**Problem description**
Write out the complete material exactly as it stands.

==== Data for this task

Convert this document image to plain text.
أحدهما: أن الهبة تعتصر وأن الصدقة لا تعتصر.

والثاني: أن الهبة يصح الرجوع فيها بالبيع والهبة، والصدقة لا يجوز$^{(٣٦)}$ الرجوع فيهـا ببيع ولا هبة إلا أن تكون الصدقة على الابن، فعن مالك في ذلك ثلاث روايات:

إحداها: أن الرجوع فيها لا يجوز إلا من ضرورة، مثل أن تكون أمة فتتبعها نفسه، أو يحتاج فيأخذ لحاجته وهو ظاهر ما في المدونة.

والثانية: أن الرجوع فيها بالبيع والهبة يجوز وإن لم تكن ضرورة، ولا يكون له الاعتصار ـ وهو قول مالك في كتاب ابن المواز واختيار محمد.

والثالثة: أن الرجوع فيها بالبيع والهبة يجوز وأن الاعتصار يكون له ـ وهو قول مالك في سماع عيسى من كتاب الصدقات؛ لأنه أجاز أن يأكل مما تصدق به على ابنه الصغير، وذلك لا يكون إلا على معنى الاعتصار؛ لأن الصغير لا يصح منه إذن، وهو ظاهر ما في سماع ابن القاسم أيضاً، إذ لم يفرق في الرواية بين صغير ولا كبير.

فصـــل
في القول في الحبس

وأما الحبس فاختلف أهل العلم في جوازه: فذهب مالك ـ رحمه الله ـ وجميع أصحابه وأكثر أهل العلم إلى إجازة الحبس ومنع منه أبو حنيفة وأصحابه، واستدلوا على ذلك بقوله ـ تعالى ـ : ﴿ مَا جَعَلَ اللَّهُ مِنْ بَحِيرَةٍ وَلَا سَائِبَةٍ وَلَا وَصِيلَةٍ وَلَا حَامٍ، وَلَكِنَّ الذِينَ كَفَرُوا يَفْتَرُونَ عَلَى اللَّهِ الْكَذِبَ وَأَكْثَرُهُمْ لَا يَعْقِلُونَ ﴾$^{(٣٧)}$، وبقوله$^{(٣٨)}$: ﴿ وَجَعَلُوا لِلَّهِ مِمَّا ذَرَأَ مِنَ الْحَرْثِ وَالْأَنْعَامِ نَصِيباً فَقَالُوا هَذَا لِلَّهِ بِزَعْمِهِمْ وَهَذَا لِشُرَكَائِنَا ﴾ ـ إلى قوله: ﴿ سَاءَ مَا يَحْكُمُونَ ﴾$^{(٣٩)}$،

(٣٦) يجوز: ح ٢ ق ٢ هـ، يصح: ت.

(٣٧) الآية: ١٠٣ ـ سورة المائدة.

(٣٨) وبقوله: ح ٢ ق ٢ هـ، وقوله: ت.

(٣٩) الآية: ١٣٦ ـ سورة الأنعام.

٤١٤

========

**Written solution**
Convert this document image to plain text.
أحدهما: أن الهبة تعتصر وأن الصدقة لا تعتصر.

والثاني: أن الهبة يصح الرجوع فيها بالبيع والهبة، والصدقة لا يجوز$^{(٣٦)}$ الرجوع فيهـا ببيع ولا هبة إلا أن تكون الصدقة على الابن، فعن مالك في ذلك ثلاث روايات:

إحداها: أن الرجوع فيها لا يجوز إلا من ضرورة، مثل أن تكون أمة فتتبعها نفسه، أو يحتاج فيأخذ لحاجته وهو ظاهر ما في المدونة.

والثانية: أن الرجوع فيها بالبيع والهبة يجوز وإن لم تكن ضرورة، ولا يكون له الاعتصار ـ وهو قول مالك في كتاب ابن المواز واختيار محمد.

والثالثة: أن الرجوع فيها بالبيع والهبة يجوز وأن الاعتصار يكون له ـ وهو قول مالك في سماع عيسى من كتاب الصدقات؛ لأنه أجاز أن يأكل مما تصدق به على ابنه الصغير، وذلك لا يكون إلا على معنى الاعتصار؛ لأن الصغير لا يصح منه إذن، وهو ظاهر ما في سماع ابن القاسم أيضاً، إذ لم يفرق في الرواية بين صغير ولا كبير.

فصـــل
في القول في الحبس

وأما الحبس فاختلف أهل العلم في جوازه: فذهب مالك ـ رحمه الله ـ وجميع أصحابه وأكثر أهل العلم إلى إجازة الحبس ومنع منه أبو حنيفة وأصحابه، واستدلوا على ذلك بقوله ـ تعالى ـ : ﴿ مَا جَعَلَ اللَّهُ مِنْ بَحِيرَةٍ وَلَا سَائِبَةٍ وَلَا وَصِيلَةٍ وَلَا حَامٍ، وَلَكِنَّ الذِينَ كَفَرُوا يَفْتَرُونَ عَلَى اللَّهِ الْكَذِبَ وَأَكْثَرُهُمْ لَا يَعْقِلُونَ ﴾$^{(٣٧)}$، وبقوله$^{(٣٨)}$: ﴿ وَجَعَلُوا لِلَّهِ مِمَّا ذَرَأَ مِنَ الْحَرْثِ وَالْأَنْعَامِ نَصِيباً فَقَالُوا هَذَا لِلَّهِ بِزَعْمِهِمْ وَهَذَا لِشُرَكَائِنَا ﴾ ـ إلى قوله: ﴿ سَاءَ مَا يَحْكُمُونَ ﴾$^{(٣٩)}$،

(٣٦) يجوز: ح ٢ ق ٢ هـ، يصح: ت.

(٣٧) الآية: ١٠٣ ـ سورة المائدة.

(٣٨) وبقوله: ح ٢ ق ٢ هـ، وقوله: ت.

(٣٩) الآية: ١٣٦ ـ سورة الأنعام.

٤١٤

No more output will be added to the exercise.